[Stored items]
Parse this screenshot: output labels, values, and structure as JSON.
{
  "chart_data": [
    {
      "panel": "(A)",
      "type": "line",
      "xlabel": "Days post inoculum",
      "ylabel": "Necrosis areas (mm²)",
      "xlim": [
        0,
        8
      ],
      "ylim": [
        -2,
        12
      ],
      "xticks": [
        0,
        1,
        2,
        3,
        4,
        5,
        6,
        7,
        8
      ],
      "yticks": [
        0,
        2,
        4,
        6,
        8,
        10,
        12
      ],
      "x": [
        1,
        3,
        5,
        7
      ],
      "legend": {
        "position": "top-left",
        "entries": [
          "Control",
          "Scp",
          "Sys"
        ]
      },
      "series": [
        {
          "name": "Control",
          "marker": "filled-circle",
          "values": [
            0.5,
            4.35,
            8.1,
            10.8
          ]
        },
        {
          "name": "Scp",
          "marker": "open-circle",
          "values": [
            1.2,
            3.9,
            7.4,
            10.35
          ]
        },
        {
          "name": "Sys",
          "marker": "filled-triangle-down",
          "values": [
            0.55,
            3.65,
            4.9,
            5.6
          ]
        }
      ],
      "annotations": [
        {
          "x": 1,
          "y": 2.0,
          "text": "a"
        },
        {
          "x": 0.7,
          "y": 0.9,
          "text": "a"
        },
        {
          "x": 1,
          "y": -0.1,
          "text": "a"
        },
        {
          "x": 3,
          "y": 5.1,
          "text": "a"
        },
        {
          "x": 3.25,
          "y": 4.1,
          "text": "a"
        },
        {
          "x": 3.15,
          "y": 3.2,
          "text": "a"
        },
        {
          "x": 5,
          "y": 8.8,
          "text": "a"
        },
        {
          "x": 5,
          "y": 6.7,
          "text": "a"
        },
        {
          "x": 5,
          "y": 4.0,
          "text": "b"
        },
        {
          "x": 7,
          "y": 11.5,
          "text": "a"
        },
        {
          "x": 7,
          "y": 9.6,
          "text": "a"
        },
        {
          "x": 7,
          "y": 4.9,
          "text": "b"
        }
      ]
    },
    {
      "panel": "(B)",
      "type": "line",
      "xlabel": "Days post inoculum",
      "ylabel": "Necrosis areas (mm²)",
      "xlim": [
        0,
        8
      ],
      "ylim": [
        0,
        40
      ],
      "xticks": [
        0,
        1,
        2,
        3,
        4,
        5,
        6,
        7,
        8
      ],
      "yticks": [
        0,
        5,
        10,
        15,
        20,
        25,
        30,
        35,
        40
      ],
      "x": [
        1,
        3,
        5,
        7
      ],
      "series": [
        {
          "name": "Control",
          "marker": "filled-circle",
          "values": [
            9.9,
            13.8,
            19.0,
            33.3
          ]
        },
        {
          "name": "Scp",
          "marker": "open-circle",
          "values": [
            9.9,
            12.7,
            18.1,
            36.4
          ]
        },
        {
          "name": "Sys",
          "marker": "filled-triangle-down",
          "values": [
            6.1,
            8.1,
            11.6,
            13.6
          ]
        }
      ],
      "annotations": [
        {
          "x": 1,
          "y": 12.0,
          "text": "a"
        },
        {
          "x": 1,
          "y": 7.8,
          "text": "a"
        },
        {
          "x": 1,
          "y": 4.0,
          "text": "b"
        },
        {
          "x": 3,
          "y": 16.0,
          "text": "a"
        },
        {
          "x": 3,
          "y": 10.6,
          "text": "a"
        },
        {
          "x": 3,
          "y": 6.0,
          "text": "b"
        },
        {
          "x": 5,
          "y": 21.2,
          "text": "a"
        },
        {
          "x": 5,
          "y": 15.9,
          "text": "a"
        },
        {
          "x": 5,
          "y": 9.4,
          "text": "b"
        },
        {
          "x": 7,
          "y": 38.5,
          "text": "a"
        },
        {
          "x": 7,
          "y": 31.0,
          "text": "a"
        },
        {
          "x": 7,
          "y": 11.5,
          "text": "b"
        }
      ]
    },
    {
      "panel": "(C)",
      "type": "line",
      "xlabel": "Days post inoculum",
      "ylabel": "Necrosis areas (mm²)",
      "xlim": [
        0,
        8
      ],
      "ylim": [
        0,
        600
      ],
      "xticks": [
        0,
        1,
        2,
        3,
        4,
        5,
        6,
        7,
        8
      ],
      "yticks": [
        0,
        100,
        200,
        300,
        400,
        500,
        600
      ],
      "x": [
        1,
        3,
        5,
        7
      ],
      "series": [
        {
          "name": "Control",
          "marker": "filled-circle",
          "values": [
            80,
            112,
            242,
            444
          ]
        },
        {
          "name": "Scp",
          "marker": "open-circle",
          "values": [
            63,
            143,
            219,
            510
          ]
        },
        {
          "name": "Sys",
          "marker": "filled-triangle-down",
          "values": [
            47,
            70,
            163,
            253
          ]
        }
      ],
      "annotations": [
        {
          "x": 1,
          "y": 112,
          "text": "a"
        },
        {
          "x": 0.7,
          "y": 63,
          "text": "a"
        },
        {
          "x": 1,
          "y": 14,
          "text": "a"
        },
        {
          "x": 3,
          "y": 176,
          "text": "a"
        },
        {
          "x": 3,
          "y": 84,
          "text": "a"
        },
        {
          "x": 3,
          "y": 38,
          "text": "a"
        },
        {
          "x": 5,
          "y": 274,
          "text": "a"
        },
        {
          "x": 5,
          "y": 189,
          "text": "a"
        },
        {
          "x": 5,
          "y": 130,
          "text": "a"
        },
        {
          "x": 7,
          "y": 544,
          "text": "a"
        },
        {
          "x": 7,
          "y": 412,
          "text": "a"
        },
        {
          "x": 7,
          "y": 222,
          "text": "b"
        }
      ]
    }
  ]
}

What you are asked to do:
Output the whole listing above again, word for word.

Exercise answer:
Parse this screenshot: output labels, values, and structure as JSON.
{
  "chart_data": [
    {
      "panel": "(A)",
      "type": "line",
      "xlabel": "Days post inoculum",
      "ylabel": "Necrosis areas (mm²)",
      "xlim": [
        0,
        8
      ],
      "ylim": [
        -2,
        12
      ],
      "xticks": [
        0,
        1,
        2,
        3,
        4,
        5,
        6,
        7,
        8
      ],
      "yticks": [
        0,
        2,
        4,
        6,
        8,
        10,
        12
      ],
      "x": [
        1,
        3,
        5,
        7
      ],
      "legend": {
        "position": "top-left",
        "entries": [
          "Control",
          "Scp",
          "Sys"
        ]
      },
      "series": [
        {
          "name": "Control",
          "marker": "filled-circle",
          "values": [
            0.5,
            4.35,
            8.1,
            10.8
          ]
        },
        {
          "name": "Scp",
          "marker": "open-circle",
          "values": [
            1.2,
            3.9,
            7.4,
            10.35
          ]
        },
        {
          "name": "Sys",
          "marker": "filled-triangle-down",
          "values": [
            0.55,
            3.65,
            4.9,
            5.6
          ]
        }
      ],
      "annotations": [
        {
          "x": 1,
          "y": 2.0,
          "text": "a"
        },
        {
          "x": 0.7,
          "y": 0.9,
          "text": "a"
        },
        {
          "x": 1,
          "y": -0.1,
          "text": "a"
        },
        {
          "x": 3,
          "y": 5.1,
          "text": "a"
        },
        {
          "x": 3.25,
          "y": 4.1,
          "text": "a"
        },
        {
          "x": 3.15,
          "y": 3.2,
          "text": "a"
        },
        {
          "x": 5,
          "y": 8.8,
          "text": "a"
        },
        {
          "x": 5,
          "y": 6.7,
          "text": "a"
        },
        {
          "x": 5,
          "y": 4.0,
          "text": "b"
        },
        {
          "x": 7,
          "y": 11.5,
          "text": "a"
        },
        {
          "x": 7,
          "y": 9.6,
          "text": "a"
        },
        {
          "x": 7,
          "y": 4.9,
          "text": "b"
        }
      ]
    },
    {
      "panel": "(B)",
      "type": "line",
      "xlabel": "Days post inoculum",
      "ylabel": "Necrosis areas (mm²)",
      "xlim": [
        0,
        8
      ],
      "ylim": [
        0,
        40
      ],
      "xticks": [
        0,
        1,
        2,
        3,
        4,
        5,
        6,
        7,
        8
      ],
      "yticks": [
        0,
        5,
        10,
        15,
        20,
        25,
        30,
        35,
        40
      ],
      "x": [
        1,
        3,
        5,
        7
      ],
      "series": [
        {
          "name": "Control",
          "marker": "filled-circle",
          "values": [
            9.9,
            13.8,
            19.0,
            33.3
          ]
        },
        {
          "name": "Scp",
          "marker": "open-circle",
          "values": [
            9.9,
            12.7,
            18.1,
            36.4
          ]
        },
        {
          "name": "Sys",
          "marker": "filled-triangle-down",
          "values": [
            6.1,
            8.1,
            11.6,
            13.6
          ]
        }
      ],
      "annotations": [
        {
          "x": 1,
          "y": 12.0,
          "text": "a"
        },
        {
          "x": 1,
          "y": 7.8,
          "text": "a"
        },
        {
          "x": 1,
          "y": 4.0,
          "text": "b"
        },
        {
          "x": 3,
          "y": 16.0,
          "text": "a"
        },
        {
          "x": 3,
          "y": 10.6,
          "text": "a"
        },
        {
          "x": 3,
          "y": 6.0,
          "text": "b"
        },
        {
          "x": 5,
          "y": 21.2,
          "text": "a"
        },
        {
          "x": 5,
          "y": 15.9,
          "text": "a"
        },
        {
          "x": 5,
          "y": 9.4,
          "text": "b"
        },
        {
          "x": 7,
          "y": 38.5,
          "text": "a"
        },
        {
          "x": 7,
          "y": 31.0,
          "text": "a"
        },
        {
          "x": 7,
          "y": 11.5,
          "text": "b"
        }
      ]
    },
    {
      "panel": "(C)",
      "type": "line",
      "xlabel": "Days post inoculum",
      "ylabel": "Necrosis areas (mm²)",
      "xlim": [
        0,
        8
      ],
      "ylim": [
        0,
        600
      ],
      "xticks": [
        0,
        1,
        2,
        3,
        4,
        5,
        6,
        7,
        8
      ],
      "yticks": [
        0,
        100,
        200,
        300,
        400,
        500,
        600
      ],
      "x": [
        1,
        3,
        5,
        7
      ],
      "series": [
        {
          "name": "Control",
          "marker": "filled-circle",
          "values": [
            80,
            112,
            242,
            444
          ]
        },
        {
          "name": "Scp",
          "marker": "open-circle",
          "values": [
            63,
            143,
            219,
            510
          ]
        },
        {
          "name": "Sys",
          "marker": "filled-triangle-down",
          "values": [
            47,
            70,
            163,
            253
          ]
        }
      ],
      "annotations": [
        {
          "x": 1,
          "y": 112,
          "text": "a"
        },
        {
          "x": 0.7,
          "y": 63,
          "text": "a"
        },
        {
          "x": 1,
          "y": 14,
          "text": "a"
        },
        {
          "x": 3,
          "y": 176,
          "text": "a"
        },
        {
          "x": 3,
          "y": 84,
          "text": "a"
        },
        {
          "x": 3,
          "y": 38,
          "text": "a"
        },
        {
          "x": 5,
          "y": 274,
          "text": "a"
        },
        {
          "x": 5,
          "y": 189,
          "text": "a"
        },
        {
          "x": 5,
          "y": 130,
          "text": "a"
        },
        {
          "x": 7,
          "y": 544,
          "text": "a"
        },
        {
          "x": 7,
          "y": 412,
          "text": "a"
        },
        {
          "x": 7,
          "y": 222,
          "text": "b"
        }
      ]
    }
  ]
}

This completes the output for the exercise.